(Data for the task)
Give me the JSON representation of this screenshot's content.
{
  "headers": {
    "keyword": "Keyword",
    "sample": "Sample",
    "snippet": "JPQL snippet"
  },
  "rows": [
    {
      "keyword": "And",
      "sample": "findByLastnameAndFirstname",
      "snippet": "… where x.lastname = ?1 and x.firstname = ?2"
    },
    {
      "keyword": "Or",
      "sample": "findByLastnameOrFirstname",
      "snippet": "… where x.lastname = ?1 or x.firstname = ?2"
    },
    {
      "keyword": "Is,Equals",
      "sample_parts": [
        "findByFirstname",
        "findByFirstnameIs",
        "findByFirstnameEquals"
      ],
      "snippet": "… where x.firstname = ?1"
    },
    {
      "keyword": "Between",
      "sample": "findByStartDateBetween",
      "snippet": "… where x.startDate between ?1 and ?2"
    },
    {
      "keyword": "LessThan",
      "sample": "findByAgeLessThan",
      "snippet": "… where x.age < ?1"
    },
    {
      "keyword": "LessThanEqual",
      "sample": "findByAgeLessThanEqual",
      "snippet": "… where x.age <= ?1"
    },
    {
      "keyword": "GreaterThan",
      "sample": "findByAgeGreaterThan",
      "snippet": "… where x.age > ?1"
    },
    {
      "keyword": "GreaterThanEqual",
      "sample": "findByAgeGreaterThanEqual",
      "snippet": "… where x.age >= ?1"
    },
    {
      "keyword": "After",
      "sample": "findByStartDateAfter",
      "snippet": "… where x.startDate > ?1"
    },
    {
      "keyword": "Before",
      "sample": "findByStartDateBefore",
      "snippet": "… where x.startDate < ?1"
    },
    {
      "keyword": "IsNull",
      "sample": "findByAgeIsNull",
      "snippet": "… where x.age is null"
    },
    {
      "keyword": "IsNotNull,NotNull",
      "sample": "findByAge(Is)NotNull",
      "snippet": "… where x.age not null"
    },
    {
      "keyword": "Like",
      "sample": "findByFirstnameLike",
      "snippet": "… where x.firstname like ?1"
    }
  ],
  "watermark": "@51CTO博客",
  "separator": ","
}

(Written request)
Nothing in the listing may be changed; retype it all exactly.

(Solution)
Give me the JSON representation of this screenshot's content.
{
  "headers": {
    "keyword": "Keyword",
    "sample": "Sample",
    "snippet": "JPQL snippet"
  },
  "rows": [
    {
      "keyword": "And",
      "sample": "findByLastnameAndFirstname",
      "snippet": "… where x.lastname = ?1 and x.firstname = ?2"
    },
    {
      "keyword": "Or",
      "sample": "findByLastnameOrFirstname",
      "snippet": "… where x.lastname = ?1 or x.firstname = ?2"
    },
    {
      "keyword": "Is,Equals",
      "sample_parts": [
        "findByFirstname",
        "findByFirstnameIs",
        "findByFirstnameEquals"
      ],
      "snippet": "… where x.firstname = ?1"
    },
    {
      "keyword": "Between",
      "sample": "findByStartDateBetween",
      "snippet": "… where x.startDate between ?1 and ?2"
    },
    {
      "keyword": "LessThan",
      "sample": "findByAgeLessThan",
      "snippet": "… where x.age < ?1"
    },
    {
      "keyword": "LessThanEqual",
      "sample": "findByAgeLessThanEqual",
      "snippet": "… where x.age <= ?1"
    },
    {
      "keyword": "GreaterThan",
      "sample": "findByAgeGreaterThan",
      "snippet": "… where x.age > ?1"
    },
    {
      "keyword": "GreaterThanEqual",
      "sample": "findByAgeGreaterThanEqual",
      "snippet": "… where x.age >= ?1"
    },
    {
      "keyword": "After",
      "sample": "findByStartDateAfter",
      "snippet": "… where x.startDate > ?1"
    },
    {
      "keyword": "Before",
      "sample": "findByStartDateBefore",
      "snippet": "… where x.startDate < ?1"
    },
    {
      "keyword": "IsNull",
      "sample": "findByAgeIsNull",
      "snippet": "… where x.age is null"
    },
    {
      "keyword": "IsNotNull,NotNull",
      "sample": "findByAge(Is)NotNull",
      "snippet": "… where x.age not null"
    },
    {
      "keyword": "Like",
      "sample": "findByFirstnameLike",
      "snippet": "… where x.firstname like ?1"
    }
  ],
  "watermark": "@51CTO博客",
  "separator": ","
}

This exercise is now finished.